▶ _PROBLEM STATEMENT_
Write out the listing below again, precisely as it is given.

▶ _DATA SUPPLIED_
+--
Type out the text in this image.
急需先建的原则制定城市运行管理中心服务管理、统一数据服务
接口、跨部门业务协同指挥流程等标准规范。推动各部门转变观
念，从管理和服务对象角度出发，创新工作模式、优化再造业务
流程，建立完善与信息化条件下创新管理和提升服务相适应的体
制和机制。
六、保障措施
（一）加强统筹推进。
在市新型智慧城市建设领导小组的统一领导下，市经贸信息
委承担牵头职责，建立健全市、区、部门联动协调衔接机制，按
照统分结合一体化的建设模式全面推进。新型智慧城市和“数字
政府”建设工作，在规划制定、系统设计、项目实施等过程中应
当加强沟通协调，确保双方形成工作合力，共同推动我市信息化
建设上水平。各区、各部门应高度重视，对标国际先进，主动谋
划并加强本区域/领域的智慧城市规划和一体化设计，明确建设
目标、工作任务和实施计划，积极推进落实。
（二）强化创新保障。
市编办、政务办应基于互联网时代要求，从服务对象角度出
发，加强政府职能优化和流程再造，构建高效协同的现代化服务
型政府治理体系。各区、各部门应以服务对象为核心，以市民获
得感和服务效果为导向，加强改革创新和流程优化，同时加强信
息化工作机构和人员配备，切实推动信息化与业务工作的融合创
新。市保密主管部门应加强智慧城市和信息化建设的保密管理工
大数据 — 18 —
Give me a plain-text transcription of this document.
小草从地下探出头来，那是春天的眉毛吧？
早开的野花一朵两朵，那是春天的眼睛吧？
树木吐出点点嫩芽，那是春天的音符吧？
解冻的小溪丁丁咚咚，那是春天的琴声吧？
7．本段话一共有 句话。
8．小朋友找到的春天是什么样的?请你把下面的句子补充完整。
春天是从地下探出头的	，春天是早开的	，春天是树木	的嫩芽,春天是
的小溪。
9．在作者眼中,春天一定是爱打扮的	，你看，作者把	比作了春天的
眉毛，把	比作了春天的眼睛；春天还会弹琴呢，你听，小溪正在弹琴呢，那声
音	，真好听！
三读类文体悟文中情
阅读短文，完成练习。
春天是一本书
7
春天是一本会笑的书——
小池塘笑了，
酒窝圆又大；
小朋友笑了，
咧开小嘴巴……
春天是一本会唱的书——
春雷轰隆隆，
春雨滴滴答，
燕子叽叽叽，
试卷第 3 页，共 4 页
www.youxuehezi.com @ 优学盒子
+--
▶ _ANSWER BELOW_
Type out the text in this image.
急需先建的原则制定城市运行管理中心服务管理、统一数据服务
接口、跨部门业务协同指挥流程等标准规范。推动各部门转变观
念，从管理和服务对象角度出发，创新工作模式、优化再造业务
流程，建立完善与信息化条件下创新管理和提升服务相适应的体
制和机制。
六、保障措施
（一）加强统筹推进。
在市新型智慧城市建设领导小组的统一领导下，市经贸信息
委承担牵头职责，建立健全市、区、部门联动协调衔接机制，按
照统分结合一体化的建设模式全面推进。新型智慧城市和“数字
政府”建设工作，在规划制定、系统设计、项目实施等过程中应
当加强沟通协调，确保双方形成工作合力，共同推动我市信息化
建设上水平。各区、各部门应高度重视，对标国际先进，主动谋
划并加强本区域/领域的智慧城市规划和一体化设计，明确建设
目标、工作任务和实施计划，积极推进落实。
（二）强化创新保障。
市编办、政务办应基于互联网时代要求，从服务对象角度出
发，加强政府职能优化和流程再造，构建高效协同的现代化服务
型政府治理体系。各区、各部门应以服务对象为核心，以市民获
得感和服务效果为导向，加强改革创新和流程优化，同时加强信
息化工作机构和人员配备，切实推动信息化与业务工作的融合创
新。市保密主管部门应加强智慧城市和信息化建设的保密管理工
大数据 — 18 —
Give me a plain-text transcription of this document.
小草从地下探出头来，那是春天的眉毛吧？
早开的野花一朵两朵，那是春天的眼睛吧？
树木吐出点点嫩芽，那是春天的音符吧？
解冻的小溪丁丁咚咚，那是春天的琴声吧？
7．本段话一共有 句话。
8．小朋友找到的春天是什么样的?请你把下面的句子补充完整。
春天是从地下探出头的	，春天是早开的	，春天是树木	的嫩芽,春天是
的小溪。
9．在作者眼中,春天一定是爱打扮的	，你看，作者把	比作了春天的
眉毛，把	比作了春天的眼睛；春天还会弹琴呢，你听，小溪正在弹琴呢，那声
音	，真好听！
三读类文体悟文中情
阅读短文，完成练习。
春天是一本书
7
春天是一本会笑的书——
小池塘笑了，
酒窝圆又大；
小朋友笑了，
咧开小嘴巴……
春天是一本会唱的书——
春雷轰隆隆，
春雨滴滴答，
燕子叽叽叽，
试卷第 3 页，共 4 页
www.youxuehezi.com @ 优学盒子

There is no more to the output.